## Records
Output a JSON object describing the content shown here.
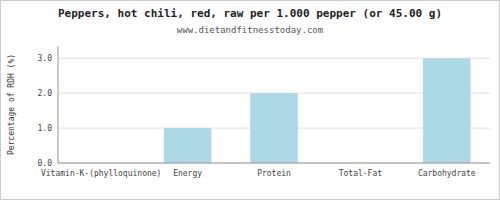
{
  "chart_data": {
    "type": "bar",
    "title": "Peppers, hot chili, red, raw per 1.000 pepper (or 45.00 g)",
    "subtitle": "www.dietandfitnesstoday.com",
    "categories": [
      "Vitamin-K-(phylloquinone)",
      "Energy",
      "Protein",
      "Total-Fat",
      "Carbohydrate"
    ],
    "values": [
      0.0,
      1.0,
      2.0,
      0.0,
      3.0
    ],
    "color": "#add8e6",
    "ylabel": "Percentage of RDH (%)",
    "ylim": [
      0,
      3.35
    ],
    "yticks": [
      {
        "value": 0.0,
        "label": "0.0"
      },
      {
        "value": 1.0,
        "label": "1.0"
      },
      {
        "value": 2.0,
        "label": "2.0"
      },
      {
        "value": 3.0,
        "label": "3.0"
      }
    ],
    "grid": true
  }
}
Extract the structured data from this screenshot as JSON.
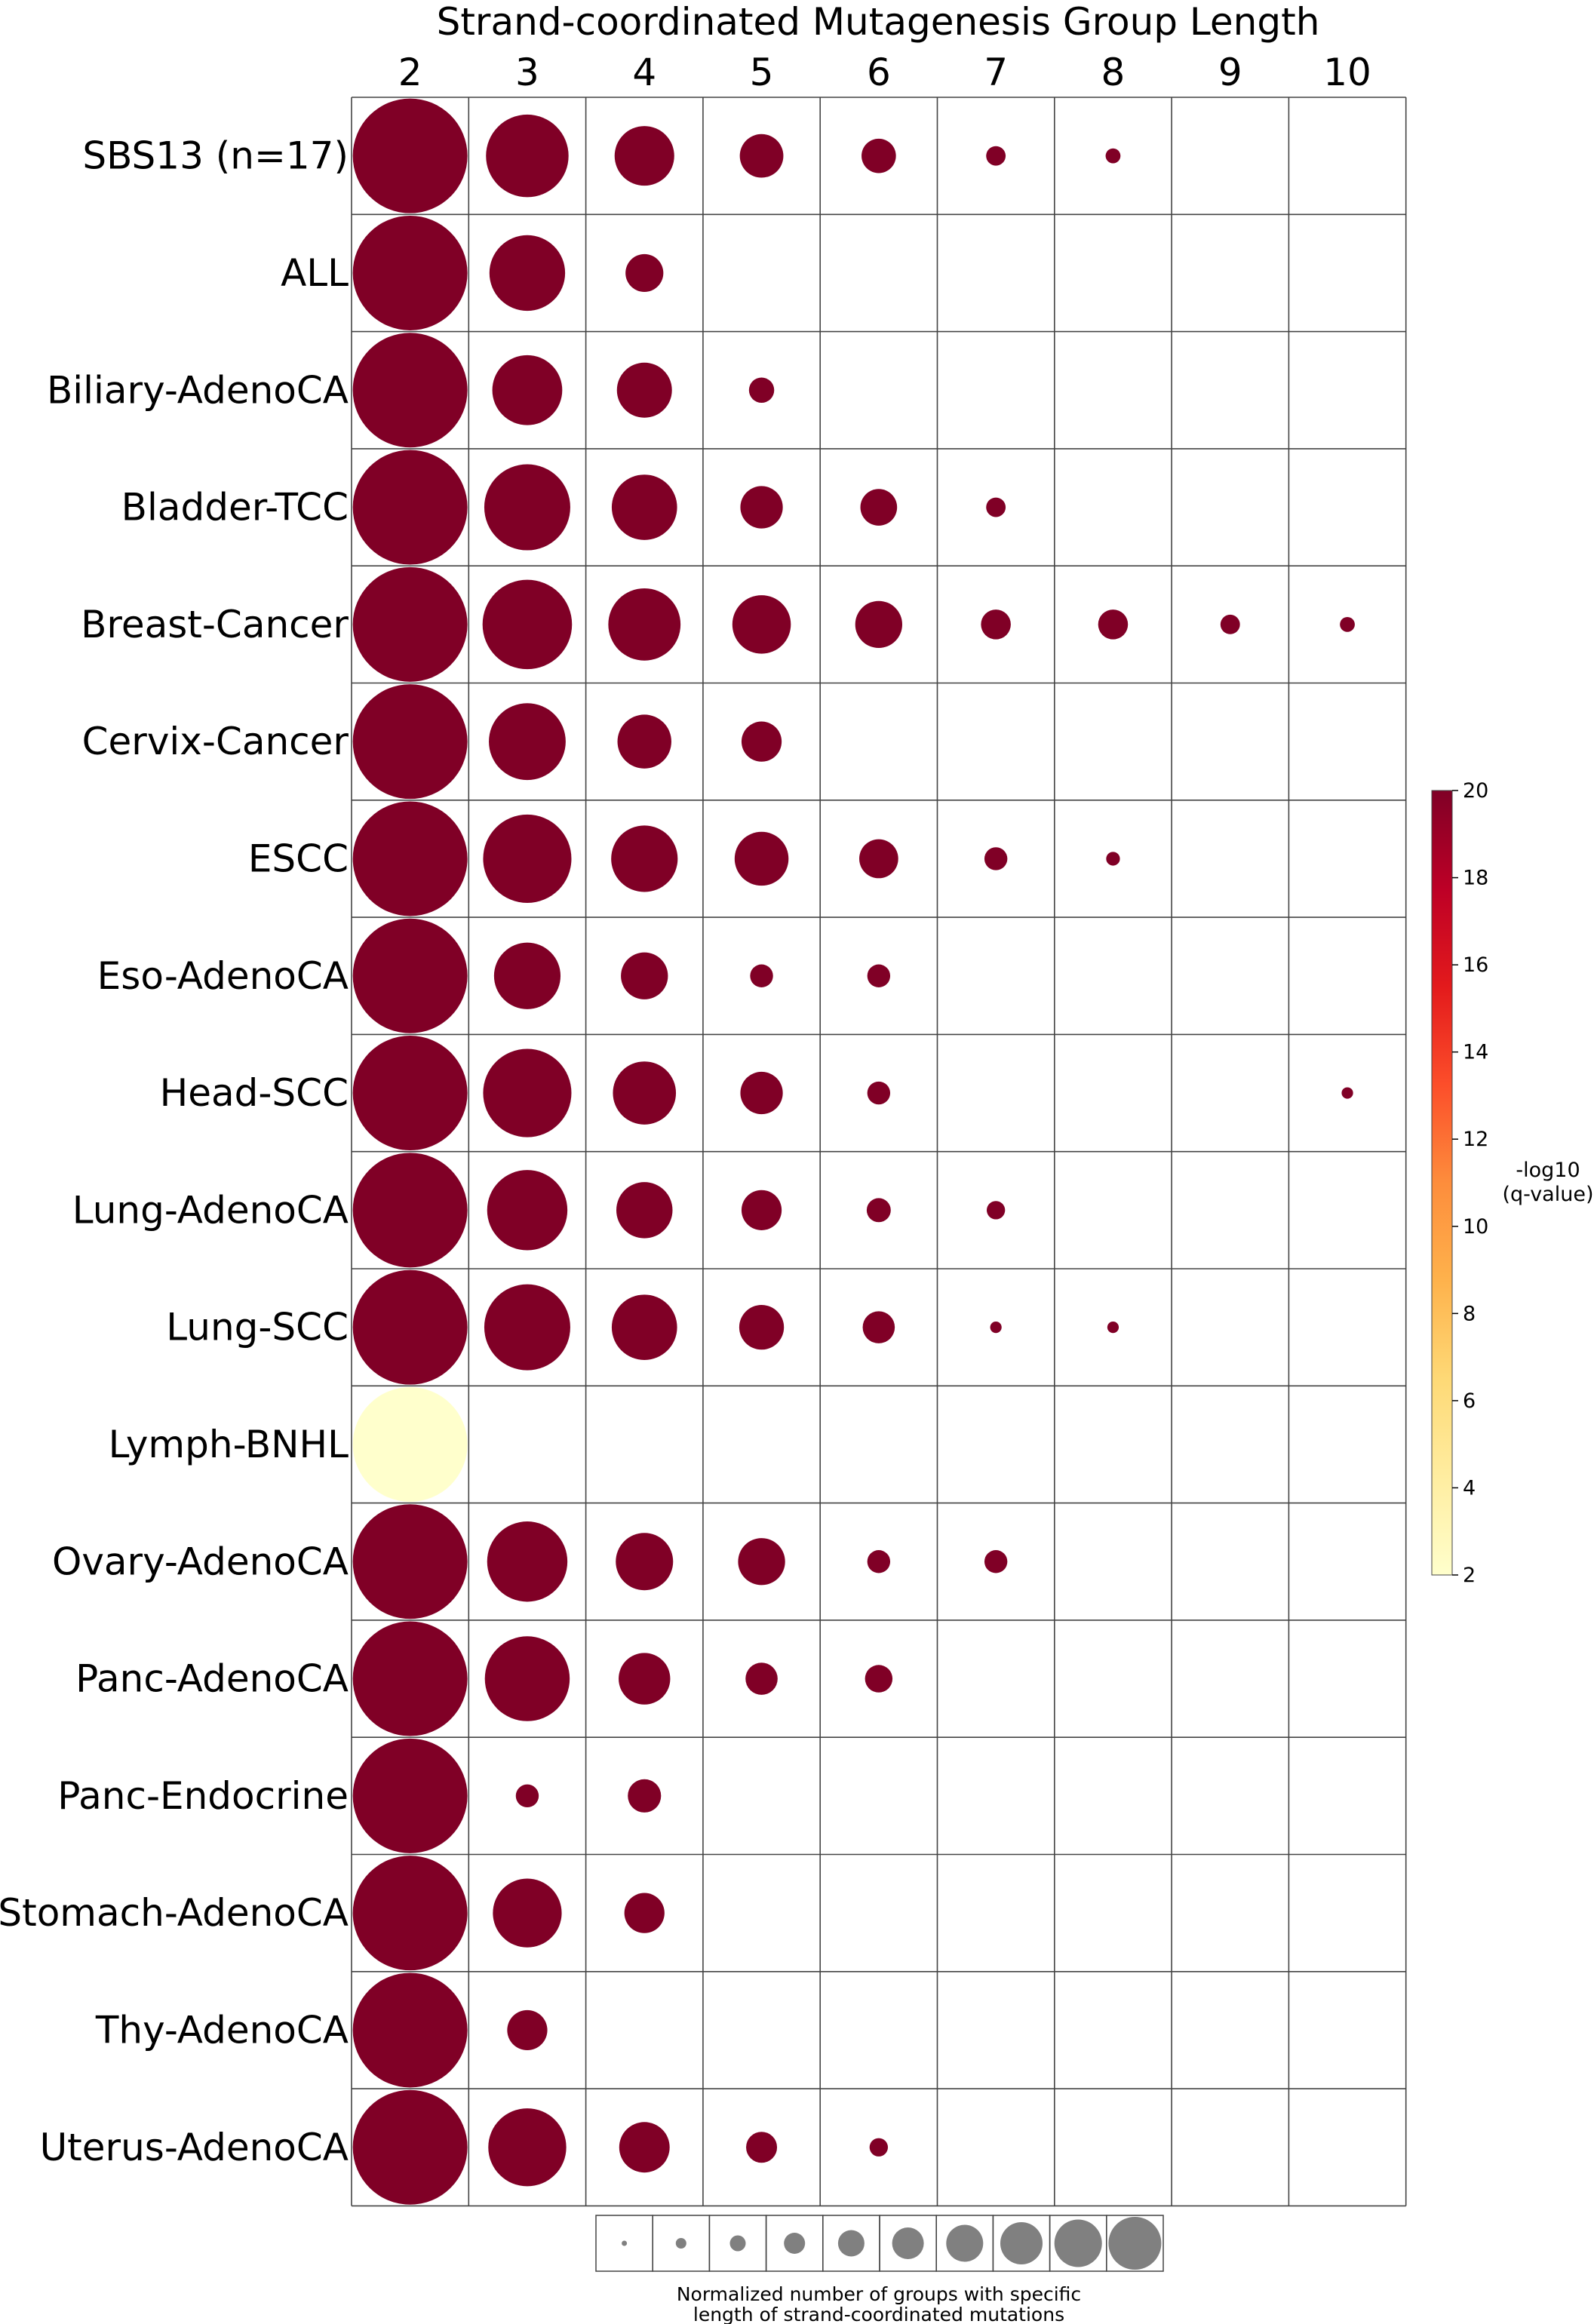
{
  "chart_data": {
    "type": "bubble-grid",
    "title": "Strand-coordinated Mutagenesis Group Length",
    "columns": [
      2,
      3,
      4,
      5,
      6,
      7,
      8,
      9,
      10
    ],
    "rows": [
      {
        "label": "SBS13 (n=17)",
        "values": [
          1.0,
          0.72,
          0.52,
          0.38,
          0.3,
          0.17,
          0.13,
          null,
          null
        ]
      },
      {
        "label": "ALL",
        "values": [
          1.0,
          0.66,
          0.33,
          null,
          null,
          null,
          null,
          null,
          null
        ]
      },
      {
        "label": "Biliary-AdenoCA",
        "values": [
          1.0,
          0.61,
          0.48,
          0.22,
          null,
          null,
          null,
          null,
          null
        ]
      },
      {
        "label": "Bladder-TCC",
        "values": [
          1.0,
          0.75,
          0.57,
          0.37,
          0.32,
          0.17,
          null,
          null,
          null
        ]
      },
      {
        "label": "Breast-Cancer",
        "values": [
          1.0,
          0.78,
          0.63,
          0.51,
          0.41,
          0.26,
          0.26,
          0.17,
          0.13
        ]
      },
      {
        "label": "Cervix-Cancer",
        "values": [
          1.0,
          0.67,
          0.47,
          0.35,
          null,
          null,
          null,
          null,
          null
        ]
      },
      {
        "label": "ESCC",
        "values": [
          1.0,
          0.77,
          0.58,
          0.47,
          0.34,
          0.2,
          0.12,
          null,
          null
        ]
      },
      {
        "label": "Eso-AdenoCA",
        "values": [
          1.0,
          0.58,
          0.41,
          0.2,
          0.2,
          null,
          null,
          null,
          null
        ]
      },
      {
        "label": "Head-SCC",
        "values": [
          1.0,
          0.77,
          0.55,
          0.37,
          0.2,
          null,
          null,
          null,
          0.1
        ]
      },
      {
        "label": "Lung-AdenoCA",
        "values": [
          1.0,
          0.7,
          0.49,
          0.35,
          0.21,
          0.16,
          null,
          null,
          null
        ]
      },
      {
        "label": "Lung-SCC",
        "values": [
          1.0,
          0.75,
          0.57,
          0.39,
          0.28,
          0.1,
          0.1,
          null,
          null
        ]
      },
      {
        "label": "Lymph-BNHL",
        "values": [
          1.0,
          null,
          null,
          null,
          null,
          null,
          null,
          null,
          null
        ],
        "q_color": "low"
      },
      {
        "label": "Ovary-AdenoCA",
        "values": [
          1.0,
          0.7,
          0.5,
          0.41,
          0.2,
          0.2,
          null,
          null,
          null
        ]
      },
      {
        "label": "Panc-AdenoCA",
        "values": [
          1.0,
          0.74,
          0.45,
          0.28,
          0.24,
          null,
          null,
          null,
          null
        ]
      },
      {
        "label": "Panc-Endocrine",
        "values": [
          1.0,
          0.2,
          0.29,
          null,
          null,
          null,
          null,
          null,
          null
        ]
      },
      {
        "label": "Stomach-AdenoCA",
        "values": [
          1.0,
          0.6,
          0.35,
          null,
          null,
          null,
          null,
          null,
          null
        ]
      },
      {
        "label": "Thy-AdenoCA",
        "values": [
          1.0,
          0.35,
          null,
          null,
          null,
          null,
          null,
          null,
          null
        ]
      },
      {
        "label": "Uterus-AdenoCA",
        "values": [
          1.0,
          0.68,
          0.44,
          0.27,
          0.16,
          null,
          null,
          null,
          null
        ]
      }
    ],
    "colorbar": {
      "title_line1": "-log10",
      "title_line2": "(q-value)",
      "min": 2,
      "max": 20,
      "ticks": [
        "2",
        "4",
        "6",
        "8",
        "10",
        "12",
        "14",
        "16",
        "18",
        "20"
      ]
    },
    "size_legend": {
      "values": [
        0.1,
        0.2,
        0.3,
        0.4,
        0.5,
        0.6,
        0.7,
        0.8,
        0.9,
        1.0
      ],
      "color": "#808080",
      "caption_line1": "Normalized number of groups with specific",
      "caption_line2": "length of strand-coordinated mutations"
    },
    "colors": {
      "high": "#800026",
      "low": "#ffffcc",
      "grid": "#444444"
    }
  }
}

## What is being asked
Every entry above is to be transcribed exactly, with all pictures left out.

## Task result
Output a JSON object describing the content shown here.
{
  "chart_data": {
    "type": "bar",
    "title": "Peppers, hot chili, red, raw per 1.000 pepper (or 45.00 g)",
    "subtitle": "www.dietandfitnesstoday.com",
    "categories": [
      "Vitamin-K-(phylloquinone)",
      "Energy",
      "Protein",
      "Total-Fat",
      "Carbohydrate"
    ],
    "values": [
      0.0,
      1.0,
      2.0,
      0.0,
      3.0
    ],
    "color": "#add8e6",
    "ylabel": "Percentage of RDH (%)",
    "ylim": [
      0,
      3.35
    ],
    "yticks": [
      {
        "value": 0.0,
        "label": "0.0"
      },
      {
        "value": 1.0,
        "label": "1.0"
      },
      {
        "value": 2.0,
        "label": "2.0"
      },
      {
        "value": 3.0,
        "label": "3.0"
      }
    ],
    "grid": true
  }
}
Extract the structured data from this screenshot as JSON.
{
  "chart_data": {
    "type": "bubble-grid",
    "title": "Strand-coordinated Mutagenesis Group Length",
    "columns": [
      2,
      3,
      4,
      5,
      6,
      7,
      8,
      9,
      10
    ],
    "rows": [
      {
        "label": "SBS13 (n=17)",
        "values": [
          1.0,
          0.72,
          0.52,
          0.38,
          0.3,
          0.17,
          0.13,
          null,
          null
        ]
      },
      {
        "label": "ALL",
        "values": [
          1.0,
          0.66,
          0.33,
          null,
          null,
          null,
          null,
          null,
          null
        ]
      },
      {
        "label": "Biliary-AdenoCA",
        "values": [
          1.0,
          0.61,
          0.48,
          0.22,
          null,
          null,
          null,
          null,
          null
        ]
      },
      {
        "label": "Bladder-TCC",
        "values": [
          1.0,
          0.75,
          0.57,
          0.37,
          0.32,
          0.17,
          null,
          null,
          null
        ]
      },
      {
        "label": "Breast-Cancer",
        "values": [
          1.0,
          0.78,
          0.63,
          0.51,
          0.41,
          0.26,
          0.26,
          0.17,
          0.13
        ]
      },
      {
        "label": "Cervix-Cancer",
        "values": [
          1.0,
          0.67,
          0.47,
          0.35,
          null,
          null,
          null,
          null,
          null
        ]
      },
      {
        "label": "ESCC",
        "values": [
          1.0,
          0.77,
          0.58,
          0.47,
          0.34,
          0.2,
          0.12,
          null,
          null
        ]
      },
      {
        "label": "Eso-AdenoCA",
        "values": [
          1.0,
          0.58,
          0.41,
          0.2,
          0.2,
          null,
          null,
          null,
          null
        ]
      },
      {
        "label": "Head-SCC",
        "values": [
          1.0,
          0.77,
          0.55,
          0.37,
          0.2,
          null,
          null,
          null,
          0.1
        ]
      },
      {
        "label": "Lung-AdenoCA",
        "values": [
          1.0,
          0.7,
          0.49,
          0.35,
          0.21,
          0.16,
          null,
          null,
          null
        ]
      },
      {
        "label": "Lung-SCC",
        "values": [
          1.0,
          0.75,
          0.57,
          0.39,
          0.28,
          0.1,
          0.1,
          null,
          null
        ]
      },
      {
        "label": "Lymph-BNHL",
        "values": [
          1.0,
          null,
          null,
          null,
          null,
          null,
          null,
          null,
          null
        ],
        "q_color": "low"
      },
      {
        "label": "Ovary-AdenoCA",
        "values": [
          1.0,
          0.7,
          0.5,
          0.41,
          0.2,
          0.2,
          null,
          null,
          null
        ]
      },
      {
        "label": "Panc-AdenoCA",
        "values": [
          1.0,
          0.74,
          0.45,
          0.28,
          0.24,
          null,
          null,
          null,
          null
        ]
      },
      {
        "label": "Panc-Endocrine",
        "values": [
          1.0,
          0.2,
          0.29,
          null,
          null,
          null,
          null,
          null,
          null
        ]
      },
      {
        "label": "Stomach-AdenoCA",
        "values": [
          1.0,
          0.6,
          0.35,
          null,
          null,
          null,
          null,
          null,
          null
        ]
      },
      {
        "label": "Thy-AdenoCA",
        "values": [
          1.0,
          0.35,
          null,
          null,
          null,
          null,
          null,
          null,
          null
        ]
      },
      {
        "label": "Uterus-AdenoCA",
        "values": [
          1.0,
          0.68,
          0.44,
          0.27,
          0.16,
          null,
          null,
          null,
          null
        ]
      }
    ],
    "colorbar": {
      "title_line1": "-log10",
      "title_line2": "(q-value)",
      "min": 2,
      "max": 20,
      "ticks": [
        "2",
        "4",
        "6",
        "8",
        "10",
        "12",
        "14",
        "16",
        "18",
        "20"
      ]
    },
    "size_legend": {
      "values": [
        0.1,
        0.2,
        0.3,
        0.4,
        0.5,
        0.6,
        0.7,
        0.8,
        0.9,
        1.0
      ],
      "color": "#808080",
      "caption_line1": "Normalized number of groups with specific",
      "caption_line2": "length of strand-coordinated mutations"
    },
    "colors": {
      "high": "#800026",
      "low": "#ffffcc",
      "grid": "#444444"
    }
  }
}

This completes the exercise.